- **Instructions for the task**
Note how many lines hold "irriter" and report that number by itself.

- **Data rows**
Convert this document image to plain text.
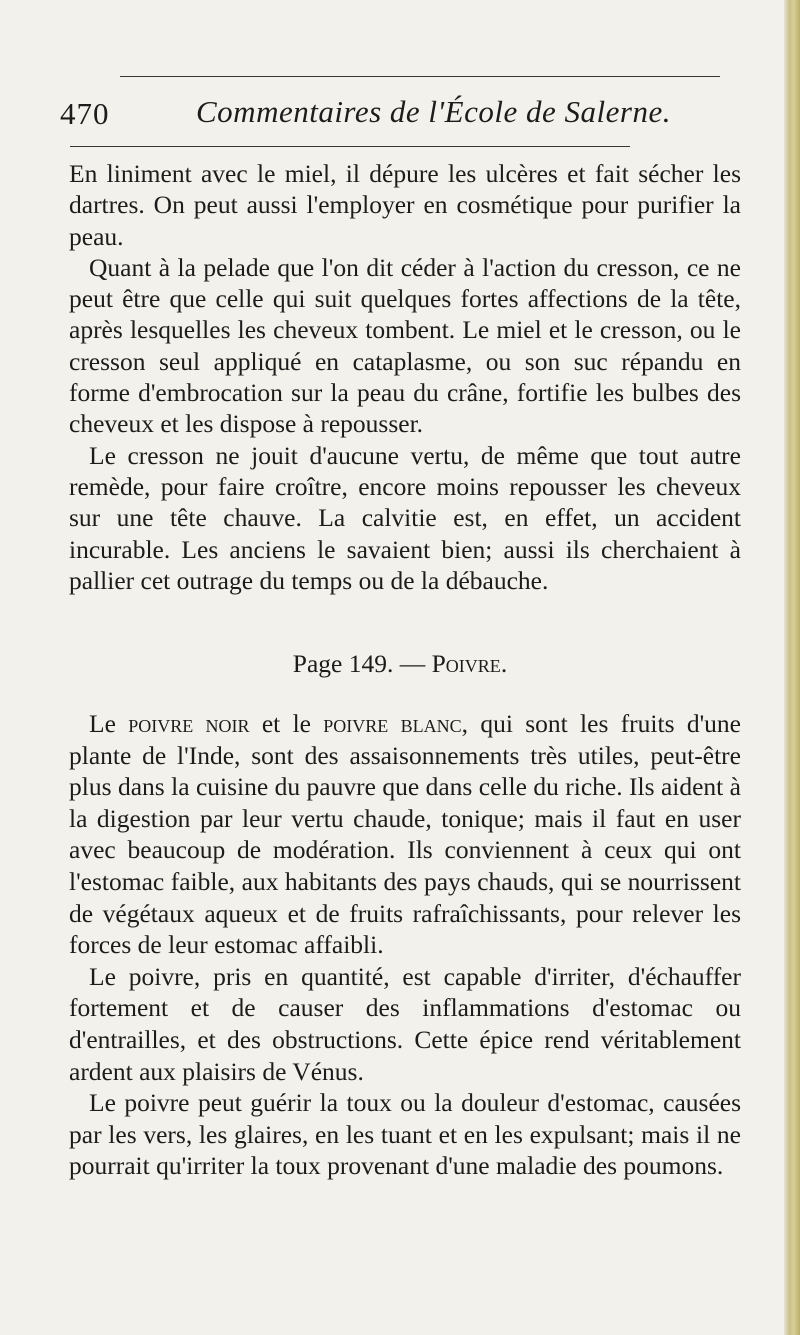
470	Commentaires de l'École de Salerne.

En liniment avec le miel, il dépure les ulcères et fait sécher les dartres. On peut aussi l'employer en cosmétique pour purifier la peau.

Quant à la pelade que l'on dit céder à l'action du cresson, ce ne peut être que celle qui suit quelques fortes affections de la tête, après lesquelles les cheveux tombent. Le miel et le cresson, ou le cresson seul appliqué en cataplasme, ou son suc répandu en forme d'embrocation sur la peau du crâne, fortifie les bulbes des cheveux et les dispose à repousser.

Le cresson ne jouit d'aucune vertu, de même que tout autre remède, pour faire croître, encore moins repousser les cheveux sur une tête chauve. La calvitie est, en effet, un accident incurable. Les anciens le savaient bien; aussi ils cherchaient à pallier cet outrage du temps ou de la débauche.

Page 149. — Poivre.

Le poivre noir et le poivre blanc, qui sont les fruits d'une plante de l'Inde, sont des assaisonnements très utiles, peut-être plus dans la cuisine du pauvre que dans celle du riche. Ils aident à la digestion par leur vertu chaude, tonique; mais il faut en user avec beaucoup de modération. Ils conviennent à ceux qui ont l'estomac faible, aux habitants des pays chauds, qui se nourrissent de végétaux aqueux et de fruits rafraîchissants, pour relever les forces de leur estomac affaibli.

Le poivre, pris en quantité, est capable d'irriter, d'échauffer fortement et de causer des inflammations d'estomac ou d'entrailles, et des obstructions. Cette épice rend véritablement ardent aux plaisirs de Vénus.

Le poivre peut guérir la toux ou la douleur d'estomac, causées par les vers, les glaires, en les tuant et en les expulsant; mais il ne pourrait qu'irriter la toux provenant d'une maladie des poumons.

- **The result**
2